• **Provided data**
::::::::::

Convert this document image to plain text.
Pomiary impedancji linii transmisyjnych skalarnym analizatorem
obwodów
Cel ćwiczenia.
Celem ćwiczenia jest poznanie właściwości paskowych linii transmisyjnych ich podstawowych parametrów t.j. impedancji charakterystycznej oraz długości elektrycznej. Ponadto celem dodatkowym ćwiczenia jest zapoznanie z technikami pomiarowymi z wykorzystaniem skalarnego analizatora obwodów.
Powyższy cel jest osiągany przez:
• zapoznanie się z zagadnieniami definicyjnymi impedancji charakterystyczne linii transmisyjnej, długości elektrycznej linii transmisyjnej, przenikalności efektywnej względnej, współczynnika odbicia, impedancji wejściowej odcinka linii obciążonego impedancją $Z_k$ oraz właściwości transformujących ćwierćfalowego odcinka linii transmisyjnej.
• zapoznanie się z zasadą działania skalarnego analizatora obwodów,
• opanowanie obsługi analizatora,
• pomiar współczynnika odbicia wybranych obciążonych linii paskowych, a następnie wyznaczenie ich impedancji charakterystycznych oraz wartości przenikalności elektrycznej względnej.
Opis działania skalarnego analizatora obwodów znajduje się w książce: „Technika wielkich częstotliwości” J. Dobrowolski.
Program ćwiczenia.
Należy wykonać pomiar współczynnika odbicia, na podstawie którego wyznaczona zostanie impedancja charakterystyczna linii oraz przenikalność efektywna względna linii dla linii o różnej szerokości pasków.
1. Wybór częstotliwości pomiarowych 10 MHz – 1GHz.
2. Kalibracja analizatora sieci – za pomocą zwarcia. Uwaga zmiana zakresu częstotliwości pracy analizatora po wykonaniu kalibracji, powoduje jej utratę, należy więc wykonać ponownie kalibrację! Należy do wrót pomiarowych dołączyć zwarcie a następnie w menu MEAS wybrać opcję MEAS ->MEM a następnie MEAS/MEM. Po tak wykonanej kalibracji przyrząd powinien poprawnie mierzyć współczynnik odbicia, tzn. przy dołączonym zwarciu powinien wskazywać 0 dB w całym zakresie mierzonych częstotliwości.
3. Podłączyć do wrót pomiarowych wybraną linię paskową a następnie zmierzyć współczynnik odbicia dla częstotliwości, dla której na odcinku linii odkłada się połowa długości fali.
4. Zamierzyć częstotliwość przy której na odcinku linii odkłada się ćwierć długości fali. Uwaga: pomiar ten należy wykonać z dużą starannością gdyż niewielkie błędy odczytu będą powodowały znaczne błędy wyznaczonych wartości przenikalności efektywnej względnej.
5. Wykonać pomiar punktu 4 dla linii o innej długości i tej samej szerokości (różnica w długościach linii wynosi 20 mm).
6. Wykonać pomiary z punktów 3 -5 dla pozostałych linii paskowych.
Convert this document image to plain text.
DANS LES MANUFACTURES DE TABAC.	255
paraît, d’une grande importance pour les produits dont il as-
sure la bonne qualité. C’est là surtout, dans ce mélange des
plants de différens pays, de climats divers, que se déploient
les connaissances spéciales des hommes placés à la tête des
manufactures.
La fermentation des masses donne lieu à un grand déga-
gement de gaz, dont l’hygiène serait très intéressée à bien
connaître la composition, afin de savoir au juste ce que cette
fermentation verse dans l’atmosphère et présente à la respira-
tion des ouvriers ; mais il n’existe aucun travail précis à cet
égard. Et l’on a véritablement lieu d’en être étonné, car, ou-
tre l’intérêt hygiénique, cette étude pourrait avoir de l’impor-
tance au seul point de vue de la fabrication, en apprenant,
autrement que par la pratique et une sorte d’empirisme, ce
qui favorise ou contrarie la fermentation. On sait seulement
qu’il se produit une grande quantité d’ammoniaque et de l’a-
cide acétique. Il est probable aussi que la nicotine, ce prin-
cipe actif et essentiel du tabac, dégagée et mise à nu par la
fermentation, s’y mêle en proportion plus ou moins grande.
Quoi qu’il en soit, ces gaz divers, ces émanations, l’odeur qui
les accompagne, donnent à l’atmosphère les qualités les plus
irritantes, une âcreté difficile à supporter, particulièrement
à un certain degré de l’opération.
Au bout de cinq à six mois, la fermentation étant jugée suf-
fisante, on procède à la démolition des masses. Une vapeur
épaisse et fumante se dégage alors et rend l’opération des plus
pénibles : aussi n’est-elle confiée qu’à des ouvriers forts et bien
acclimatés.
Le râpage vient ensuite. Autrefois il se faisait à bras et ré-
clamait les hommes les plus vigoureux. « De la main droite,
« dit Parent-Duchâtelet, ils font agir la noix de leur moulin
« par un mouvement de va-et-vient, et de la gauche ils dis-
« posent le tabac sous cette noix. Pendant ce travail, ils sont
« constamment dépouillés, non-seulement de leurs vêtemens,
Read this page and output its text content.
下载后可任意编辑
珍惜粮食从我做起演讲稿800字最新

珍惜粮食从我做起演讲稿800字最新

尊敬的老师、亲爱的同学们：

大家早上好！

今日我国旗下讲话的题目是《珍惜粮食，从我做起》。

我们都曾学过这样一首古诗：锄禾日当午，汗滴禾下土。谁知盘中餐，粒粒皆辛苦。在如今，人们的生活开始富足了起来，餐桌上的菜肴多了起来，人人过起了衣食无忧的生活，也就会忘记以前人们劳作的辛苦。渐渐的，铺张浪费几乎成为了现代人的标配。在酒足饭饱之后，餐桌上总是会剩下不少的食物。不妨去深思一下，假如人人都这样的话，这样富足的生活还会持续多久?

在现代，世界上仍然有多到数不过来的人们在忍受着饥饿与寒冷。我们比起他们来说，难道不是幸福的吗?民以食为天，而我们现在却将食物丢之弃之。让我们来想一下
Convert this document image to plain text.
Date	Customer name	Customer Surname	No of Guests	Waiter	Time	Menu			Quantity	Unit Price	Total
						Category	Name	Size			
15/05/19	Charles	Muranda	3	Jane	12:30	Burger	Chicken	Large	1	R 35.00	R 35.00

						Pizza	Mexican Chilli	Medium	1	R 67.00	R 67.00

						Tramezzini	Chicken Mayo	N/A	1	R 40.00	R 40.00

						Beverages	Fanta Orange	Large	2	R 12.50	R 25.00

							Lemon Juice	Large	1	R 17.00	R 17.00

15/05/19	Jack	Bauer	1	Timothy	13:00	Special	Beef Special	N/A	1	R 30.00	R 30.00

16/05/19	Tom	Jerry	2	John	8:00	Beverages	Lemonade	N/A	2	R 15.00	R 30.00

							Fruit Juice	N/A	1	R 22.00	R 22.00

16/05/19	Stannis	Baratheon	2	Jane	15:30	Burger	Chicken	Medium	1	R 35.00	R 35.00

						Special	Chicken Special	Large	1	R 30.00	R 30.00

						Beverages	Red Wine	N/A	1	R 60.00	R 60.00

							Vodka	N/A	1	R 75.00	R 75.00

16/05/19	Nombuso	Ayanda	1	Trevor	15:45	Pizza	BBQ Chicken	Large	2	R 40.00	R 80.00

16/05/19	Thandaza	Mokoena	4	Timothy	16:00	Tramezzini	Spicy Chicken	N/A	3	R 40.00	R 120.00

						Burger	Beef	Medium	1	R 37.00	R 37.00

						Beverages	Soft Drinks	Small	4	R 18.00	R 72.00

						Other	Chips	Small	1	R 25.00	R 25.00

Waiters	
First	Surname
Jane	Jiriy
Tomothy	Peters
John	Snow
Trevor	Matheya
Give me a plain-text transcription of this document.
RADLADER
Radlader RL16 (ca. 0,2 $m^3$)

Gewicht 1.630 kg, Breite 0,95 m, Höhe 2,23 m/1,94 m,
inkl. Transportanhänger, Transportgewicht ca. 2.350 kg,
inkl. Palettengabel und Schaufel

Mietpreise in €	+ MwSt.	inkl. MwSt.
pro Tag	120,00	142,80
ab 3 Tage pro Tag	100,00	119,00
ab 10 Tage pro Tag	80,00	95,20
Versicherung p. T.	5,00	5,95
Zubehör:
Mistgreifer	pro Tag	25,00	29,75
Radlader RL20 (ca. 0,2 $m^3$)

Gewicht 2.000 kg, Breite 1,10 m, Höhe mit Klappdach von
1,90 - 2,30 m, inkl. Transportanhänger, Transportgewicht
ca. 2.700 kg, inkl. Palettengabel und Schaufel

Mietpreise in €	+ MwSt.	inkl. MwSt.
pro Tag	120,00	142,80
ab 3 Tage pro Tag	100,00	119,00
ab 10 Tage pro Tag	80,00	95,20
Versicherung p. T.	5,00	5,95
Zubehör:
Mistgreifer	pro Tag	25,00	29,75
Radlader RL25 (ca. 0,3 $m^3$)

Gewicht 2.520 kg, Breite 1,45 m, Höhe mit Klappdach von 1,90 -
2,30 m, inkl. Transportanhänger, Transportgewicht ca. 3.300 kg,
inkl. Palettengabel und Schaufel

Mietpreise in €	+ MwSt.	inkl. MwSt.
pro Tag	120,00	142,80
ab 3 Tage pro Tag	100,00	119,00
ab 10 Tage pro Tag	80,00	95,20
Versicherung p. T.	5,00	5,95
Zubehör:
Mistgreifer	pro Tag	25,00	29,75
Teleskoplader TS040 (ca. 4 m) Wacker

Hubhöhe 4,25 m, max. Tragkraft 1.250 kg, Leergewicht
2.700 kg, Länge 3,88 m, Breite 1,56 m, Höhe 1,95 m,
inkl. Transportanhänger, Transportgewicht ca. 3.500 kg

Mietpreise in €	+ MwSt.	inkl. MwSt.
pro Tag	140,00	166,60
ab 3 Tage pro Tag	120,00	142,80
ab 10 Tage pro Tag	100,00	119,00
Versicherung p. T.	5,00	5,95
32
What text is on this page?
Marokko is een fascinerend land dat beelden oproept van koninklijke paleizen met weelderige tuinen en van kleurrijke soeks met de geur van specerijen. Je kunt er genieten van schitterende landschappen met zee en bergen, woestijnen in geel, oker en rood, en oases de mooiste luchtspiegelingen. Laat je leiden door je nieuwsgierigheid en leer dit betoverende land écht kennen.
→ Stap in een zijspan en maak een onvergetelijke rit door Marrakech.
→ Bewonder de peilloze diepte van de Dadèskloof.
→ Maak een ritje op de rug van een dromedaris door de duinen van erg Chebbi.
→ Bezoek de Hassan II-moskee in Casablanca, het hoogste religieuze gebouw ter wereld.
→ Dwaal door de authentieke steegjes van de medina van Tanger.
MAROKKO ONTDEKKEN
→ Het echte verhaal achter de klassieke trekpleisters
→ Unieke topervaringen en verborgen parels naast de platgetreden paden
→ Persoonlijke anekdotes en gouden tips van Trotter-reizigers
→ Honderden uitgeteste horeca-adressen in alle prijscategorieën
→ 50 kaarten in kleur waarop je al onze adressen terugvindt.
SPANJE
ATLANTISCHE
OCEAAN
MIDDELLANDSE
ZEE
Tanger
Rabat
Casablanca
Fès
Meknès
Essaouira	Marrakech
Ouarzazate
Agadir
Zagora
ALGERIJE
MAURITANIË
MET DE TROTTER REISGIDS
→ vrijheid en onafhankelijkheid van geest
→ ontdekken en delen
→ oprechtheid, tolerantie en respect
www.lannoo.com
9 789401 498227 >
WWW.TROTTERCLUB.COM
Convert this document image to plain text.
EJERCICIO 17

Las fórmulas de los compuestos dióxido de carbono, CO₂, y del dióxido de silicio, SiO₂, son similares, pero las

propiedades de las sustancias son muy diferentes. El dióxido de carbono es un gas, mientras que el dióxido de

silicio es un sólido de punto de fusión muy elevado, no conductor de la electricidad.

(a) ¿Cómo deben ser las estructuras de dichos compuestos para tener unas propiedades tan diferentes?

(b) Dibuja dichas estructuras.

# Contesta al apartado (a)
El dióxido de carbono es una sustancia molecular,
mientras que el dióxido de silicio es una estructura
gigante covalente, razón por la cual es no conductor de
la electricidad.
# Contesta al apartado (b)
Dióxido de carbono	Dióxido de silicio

::::::::::

• **Job**
Read the entries and show each line that mentions "fali".

• **Expected answer**
3. Podłączyć do wrót pomiarowych wybraną linię paskową a następnie zmierzyć współczynnik odbicia dla częstotliwości, dla której na odcinku linii odkłada się połowa długości fali.
4. Zamierzyć częstotliwość przy której na odcinku linii odkłada się ćwierć długości fali. Uwaga: pomiar ten należy wykonać z dużą starannością gdyż niewielkie błędy odczytu będą powodowały znaczne błędy wyznaczonych wartości przenikalności efektywnej względnej.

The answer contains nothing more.